━━━ Data to process ━━━

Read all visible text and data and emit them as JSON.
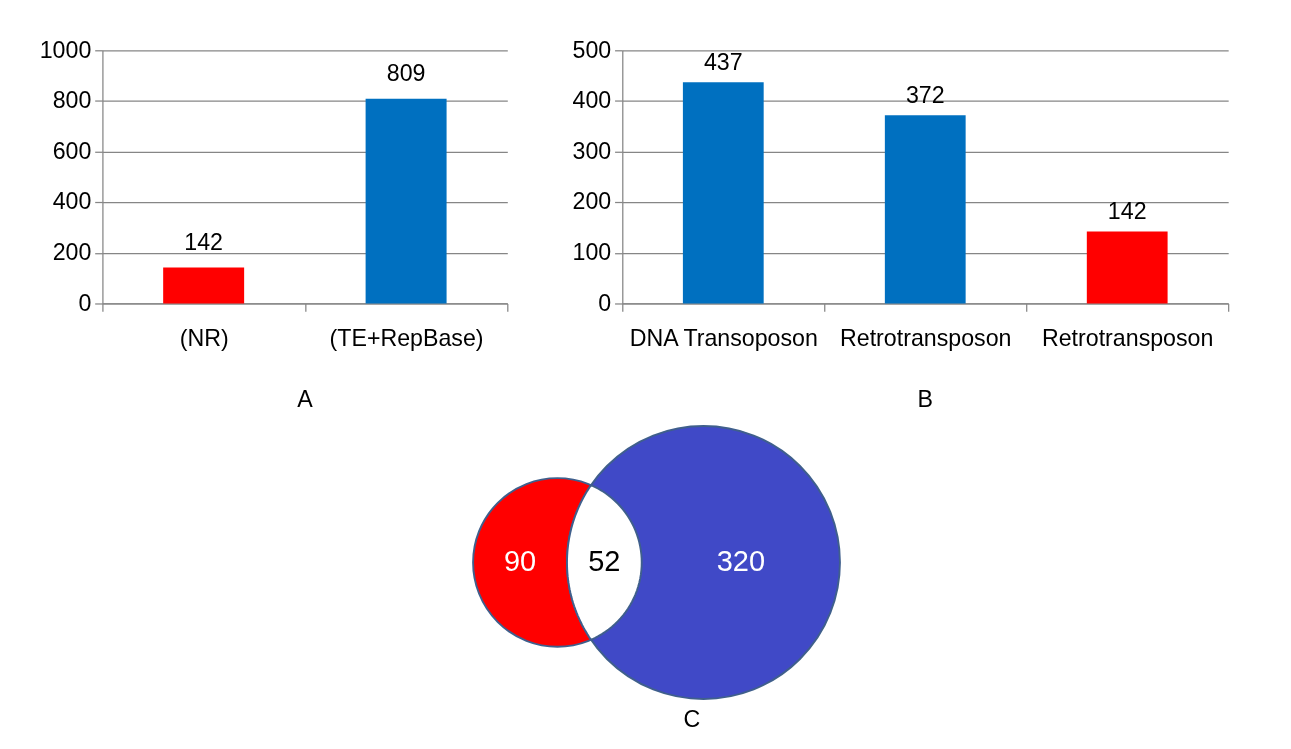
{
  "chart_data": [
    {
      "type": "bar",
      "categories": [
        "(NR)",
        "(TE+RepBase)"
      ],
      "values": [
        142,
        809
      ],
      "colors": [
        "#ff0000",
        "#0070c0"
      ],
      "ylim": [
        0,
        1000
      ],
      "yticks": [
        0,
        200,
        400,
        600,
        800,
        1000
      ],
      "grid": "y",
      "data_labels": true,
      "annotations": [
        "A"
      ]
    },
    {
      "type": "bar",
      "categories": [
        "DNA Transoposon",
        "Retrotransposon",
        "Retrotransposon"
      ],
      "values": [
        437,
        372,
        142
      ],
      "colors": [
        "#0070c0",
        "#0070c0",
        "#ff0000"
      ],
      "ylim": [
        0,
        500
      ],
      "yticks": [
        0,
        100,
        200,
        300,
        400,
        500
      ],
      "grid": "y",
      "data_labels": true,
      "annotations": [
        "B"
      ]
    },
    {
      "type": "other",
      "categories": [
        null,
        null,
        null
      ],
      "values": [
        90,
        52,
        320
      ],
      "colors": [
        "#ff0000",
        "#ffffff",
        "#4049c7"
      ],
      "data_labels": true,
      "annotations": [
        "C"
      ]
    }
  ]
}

━━━

# Task
Output the entries above exactly. Drop the pictures.

# Task result
Read all visible text and data and emit them as JSON.
{
  "chart_data": [
    {
      "type": "bar",
      "categories": [
        "(NR)",
        "(TE+RepBase)"
      ],
      "values": [
        142,
        809
      ],
      "colors": [
        "#ff0000",
        "#0070c0"
      ],
      "ylim": [
        0,
        1000
      ],
      "yticks": [
        0,
        200,
        400,
        600,
        800,
        1000
      ],
      "grid": "y",
      "data_labels": true,
      "annotations": [
        "A"
      ]
    },
    {
      "type": "bar",
      "categories": [
        "DNA Transoposon",
        "Retrotransposon",
        "Retrotransposon"
      ],
      "values": [
        437,
        372,
        142
      ],
      "colors": [
        "#0070c0",
        "#0070c0",
        "#ff0000"
      ],
      "ylim": [
        0,
        500
      ],
      "yticks": [
        0,
        100,
        200,
        300,
        400,
        500
      ],
      "grid": "y",
      "data_labels": true,
      "annotations": [
        "B"
      ]
    },
    {
      "type": "other",
      "categories": [
        null,
        null,
        null
      ],
      "values": [
        90,
        52,
        320
      ],
      "colors": [
        "#ff0000",
        "#ffffff",
        "#4049c7"
      ],
      "data_labels": true,
      "annotations": [
        "C"
      ]
    }
  ]
}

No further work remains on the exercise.